● **Task instructions**:
Determine the number of lines where "dimensions" occurs and reply with that number by itself.

— start —

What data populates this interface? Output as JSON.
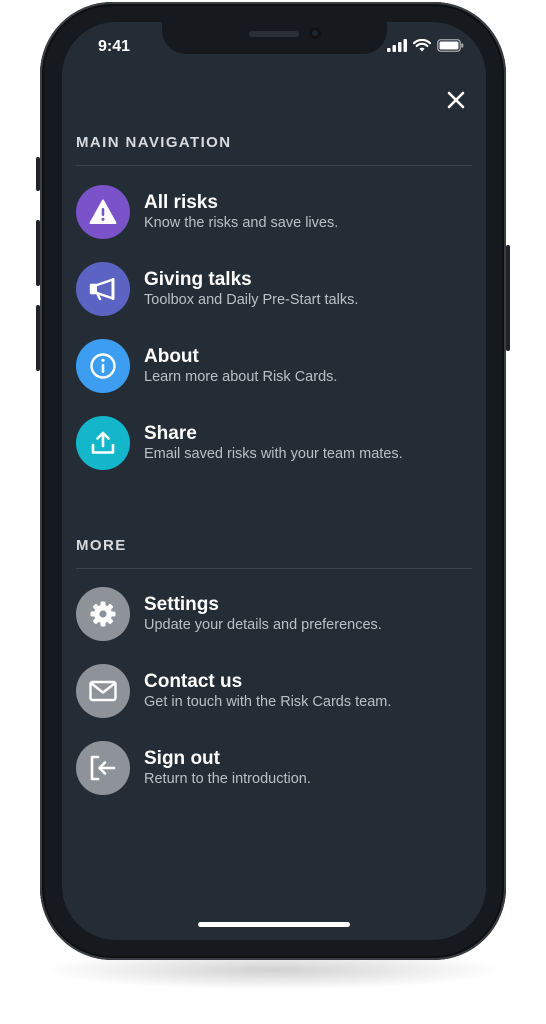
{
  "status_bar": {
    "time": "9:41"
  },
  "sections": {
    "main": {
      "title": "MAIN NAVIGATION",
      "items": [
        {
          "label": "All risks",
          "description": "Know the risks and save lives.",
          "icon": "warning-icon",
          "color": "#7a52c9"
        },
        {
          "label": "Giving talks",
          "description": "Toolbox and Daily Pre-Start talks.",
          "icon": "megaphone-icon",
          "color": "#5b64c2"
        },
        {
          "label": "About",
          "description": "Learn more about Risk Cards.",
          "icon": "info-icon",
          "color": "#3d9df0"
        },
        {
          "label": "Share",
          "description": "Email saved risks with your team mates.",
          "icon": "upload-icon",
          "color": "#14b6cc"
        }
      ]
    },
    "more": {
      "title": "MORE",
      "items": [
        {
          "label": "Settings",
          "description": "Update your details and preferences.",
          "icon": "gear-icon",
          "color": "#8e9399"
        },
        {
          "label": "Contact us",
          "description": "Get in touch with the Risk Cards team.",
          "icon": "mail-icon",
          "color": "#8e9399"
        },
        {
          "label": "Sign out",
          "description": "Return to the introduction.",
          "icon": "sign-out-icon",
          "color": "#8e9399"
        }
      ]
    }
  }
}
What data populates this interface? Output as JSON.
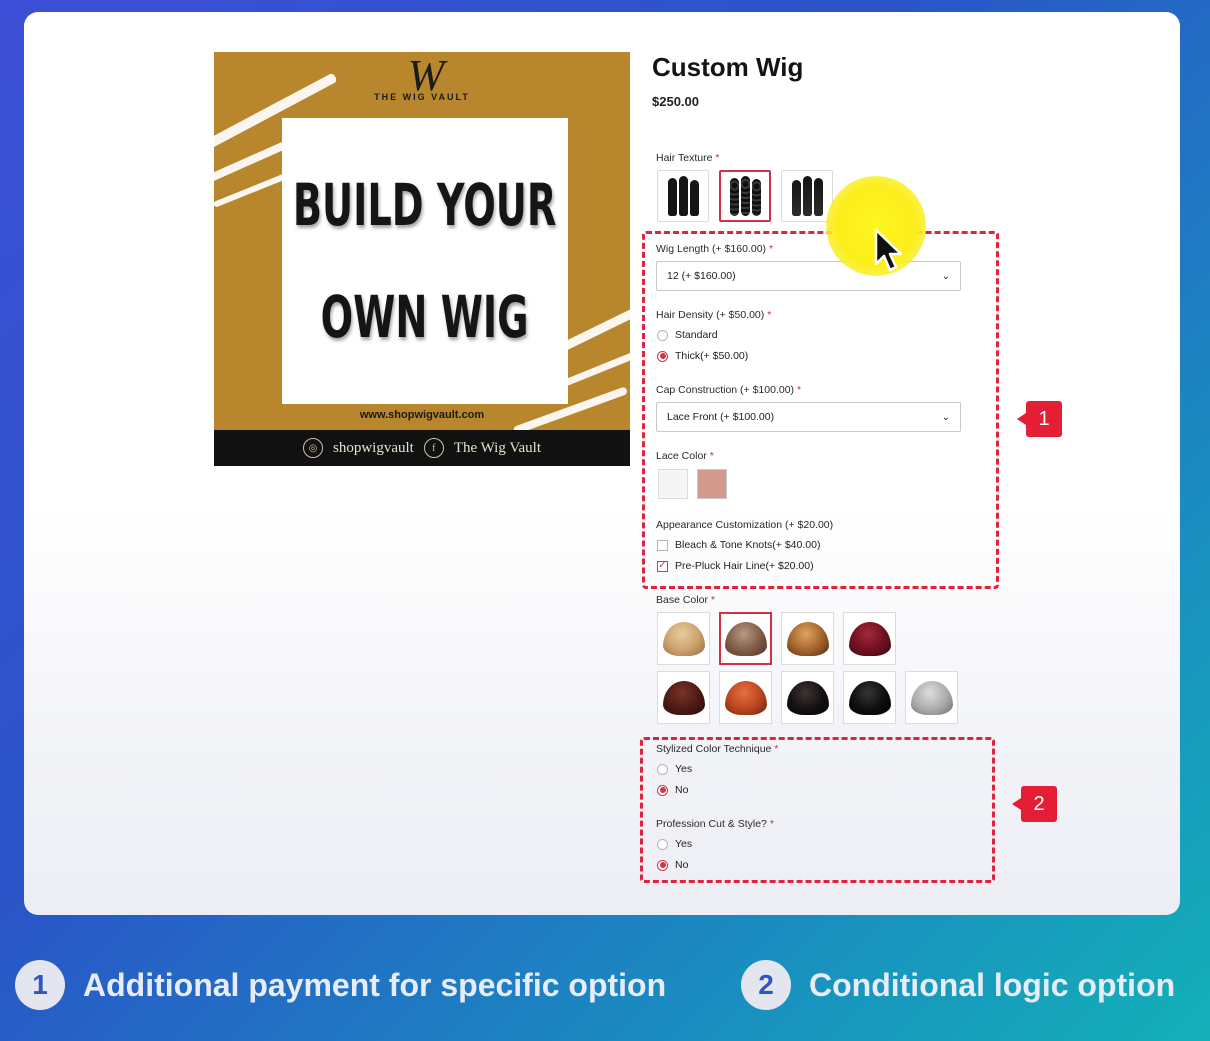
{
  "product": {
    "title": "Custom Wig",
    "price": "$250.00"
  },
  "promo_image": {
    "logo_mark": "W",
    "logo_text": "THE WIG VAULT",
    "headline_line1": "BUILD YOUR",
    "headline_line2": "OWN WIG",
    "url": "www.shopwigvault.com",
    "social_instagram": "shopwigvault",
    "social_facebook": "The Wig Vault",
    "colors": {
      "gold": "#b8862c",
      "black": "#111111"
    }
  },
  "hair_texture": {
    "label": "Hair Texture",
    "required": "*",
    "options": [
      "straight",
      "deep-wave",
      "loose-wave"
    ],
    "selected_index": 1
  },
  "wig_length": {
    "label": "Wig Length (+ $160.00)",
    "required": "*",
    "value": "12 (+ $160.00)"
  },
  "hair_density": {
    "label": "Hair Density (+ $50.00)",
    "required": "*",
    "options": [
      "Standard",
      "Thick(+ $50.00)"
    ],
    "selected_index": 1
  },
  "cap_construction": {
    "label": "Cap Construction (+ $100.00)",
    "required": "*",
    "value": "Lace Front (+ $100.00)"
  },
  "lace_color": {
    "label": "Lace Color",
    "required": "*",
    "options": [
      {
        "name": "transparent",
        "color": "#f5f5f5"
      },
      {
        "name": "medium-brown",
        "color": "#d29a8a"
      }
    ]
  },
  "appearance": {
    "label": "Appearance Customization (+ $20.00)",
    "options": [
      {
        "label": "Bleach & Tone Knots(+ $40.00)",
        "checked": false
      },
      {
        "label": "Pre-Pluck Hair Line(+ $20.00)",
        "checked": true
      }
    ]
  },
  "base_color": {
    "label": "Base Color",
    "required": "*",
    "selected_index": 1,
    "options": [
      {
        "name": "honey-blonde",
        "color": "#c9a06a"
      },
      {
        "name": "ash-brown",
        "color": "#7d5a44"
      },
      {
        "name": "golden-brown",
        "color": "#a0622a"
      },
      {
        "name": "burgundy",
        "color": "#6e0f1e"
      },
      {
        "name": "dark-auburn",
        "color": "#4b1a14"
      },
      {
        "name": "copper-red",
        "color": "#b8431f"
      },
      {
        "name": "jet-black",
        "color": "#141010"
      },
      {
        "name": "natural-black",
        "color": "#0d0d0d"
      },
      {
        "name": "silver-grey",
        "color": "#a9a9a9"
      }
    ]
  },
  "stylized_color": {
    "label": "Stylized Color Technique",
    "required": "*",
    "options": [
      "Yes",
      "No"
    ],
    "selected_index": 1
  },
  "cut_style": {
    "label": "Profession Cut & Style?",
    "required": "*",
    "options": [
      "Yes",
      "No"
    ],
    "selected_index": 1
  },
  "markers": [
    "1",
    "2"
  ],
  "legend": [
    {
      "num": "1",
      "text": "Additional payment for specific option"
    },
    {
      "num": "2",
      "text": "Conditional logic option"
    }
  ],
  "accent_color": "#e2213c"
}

— end —
— start —

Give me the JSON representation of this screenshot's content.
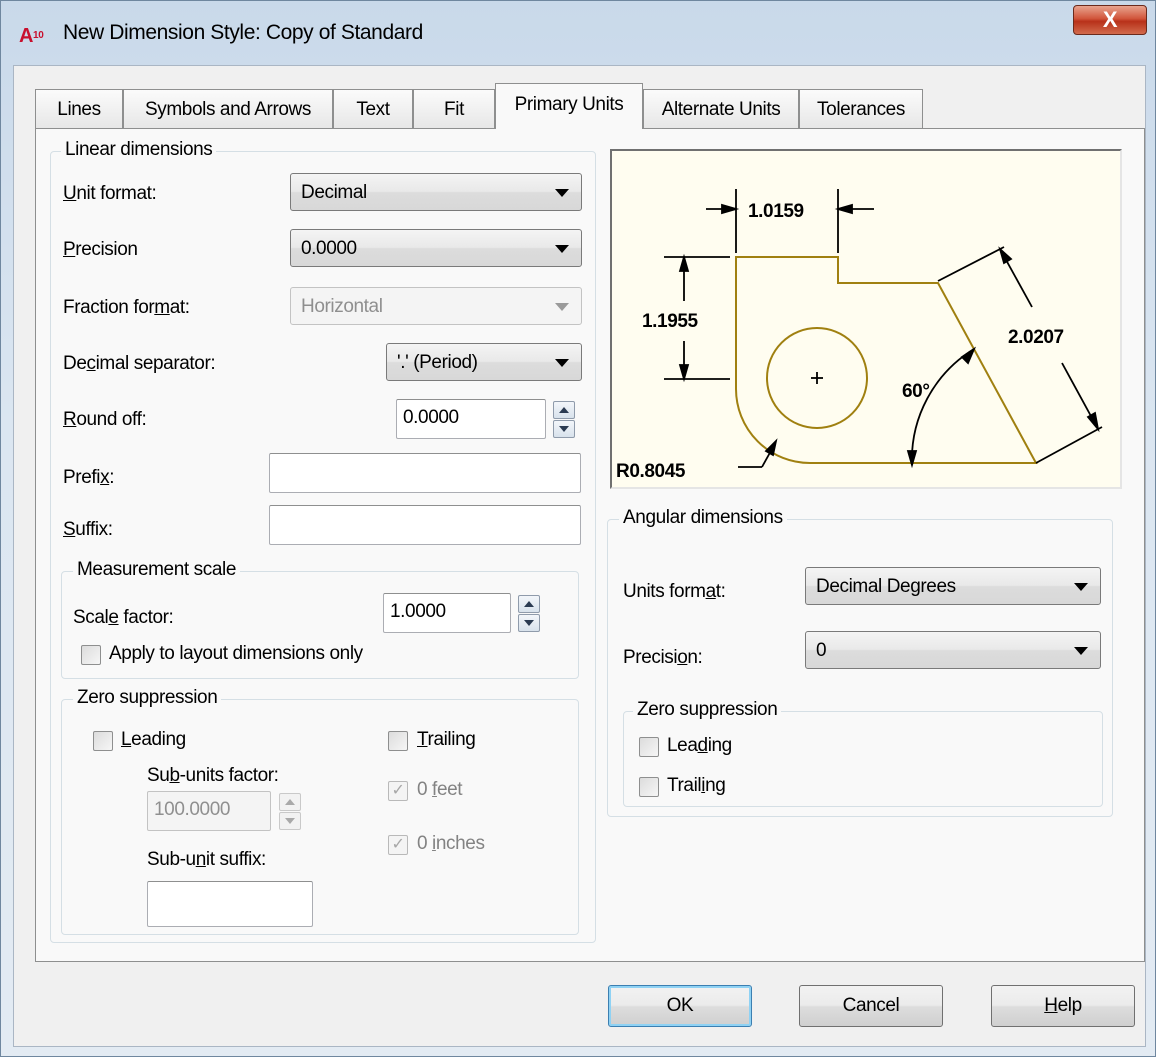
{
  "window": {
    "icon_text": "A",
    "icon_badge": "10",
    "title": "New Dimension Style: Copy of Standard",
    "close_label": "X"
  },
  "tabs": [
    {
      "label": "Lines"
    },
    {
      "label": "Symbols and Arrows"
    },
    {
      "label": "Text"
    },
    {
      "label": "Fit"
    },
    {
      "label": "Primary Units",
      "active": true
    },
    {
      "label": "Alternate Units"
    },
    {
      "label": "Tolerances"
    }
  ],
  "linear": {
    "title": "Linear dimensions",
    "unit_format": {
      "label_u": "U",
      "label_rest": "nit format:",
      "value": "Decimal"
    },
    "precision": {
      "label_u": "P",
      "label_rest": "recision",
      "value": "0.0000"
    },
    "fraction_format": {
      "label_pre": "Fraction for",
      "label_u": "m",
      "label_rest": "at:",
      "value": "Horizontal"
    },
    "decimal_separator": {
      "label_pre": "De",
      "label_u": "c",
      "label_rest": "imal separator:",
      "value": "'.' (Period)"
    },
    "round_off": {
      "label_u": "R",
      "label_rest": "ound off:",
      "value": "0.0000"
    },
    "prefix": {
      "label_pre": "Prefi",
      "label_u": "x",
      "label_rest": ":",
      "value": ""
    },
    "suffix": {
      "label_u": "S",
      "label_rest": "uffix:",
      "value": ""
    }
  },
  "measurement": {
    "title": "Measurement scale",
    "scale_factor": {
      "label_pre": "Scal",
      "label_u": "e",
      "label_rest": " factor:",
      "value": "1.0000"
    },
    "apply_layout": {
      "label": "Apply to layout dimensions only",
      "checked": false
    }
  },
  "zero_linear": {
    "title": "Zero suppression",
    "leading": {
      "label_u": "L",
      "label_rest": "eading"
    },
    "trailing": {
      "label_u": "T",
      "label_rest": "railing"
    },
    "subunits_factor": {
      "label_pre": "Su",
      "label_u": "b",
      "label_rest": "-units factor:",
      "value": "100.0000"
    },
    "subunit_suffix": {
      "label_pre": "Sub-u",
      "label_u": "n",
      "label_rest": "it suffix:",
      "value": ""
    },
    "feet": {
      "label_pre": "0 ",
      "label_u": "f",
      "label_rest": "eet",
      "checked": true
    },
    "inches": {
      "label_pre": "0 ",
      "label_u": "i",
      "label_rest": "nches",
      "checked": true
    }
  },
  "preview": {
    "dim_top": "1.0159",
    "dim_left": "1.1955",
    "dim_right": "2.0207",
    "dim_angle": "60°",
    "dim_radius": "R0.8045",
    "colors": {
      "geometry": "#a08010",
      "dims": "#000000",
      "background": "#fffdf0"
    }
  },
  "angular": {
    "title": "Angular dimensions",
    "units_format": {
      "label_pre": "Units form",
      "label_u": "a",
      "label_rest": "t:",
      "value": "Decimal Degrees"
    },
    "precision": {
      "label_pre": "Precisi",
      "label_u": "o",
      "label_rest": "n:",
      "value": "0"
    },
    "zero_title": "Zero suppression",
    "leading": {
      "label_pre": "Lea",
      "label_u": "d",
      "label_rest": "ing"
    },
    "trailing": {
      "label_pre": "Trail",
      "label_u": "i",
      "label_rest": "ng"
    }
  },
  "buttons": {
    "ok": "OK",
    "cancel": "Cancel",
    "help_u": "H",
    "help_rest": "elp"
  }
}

— end —

● **Solution below**:
3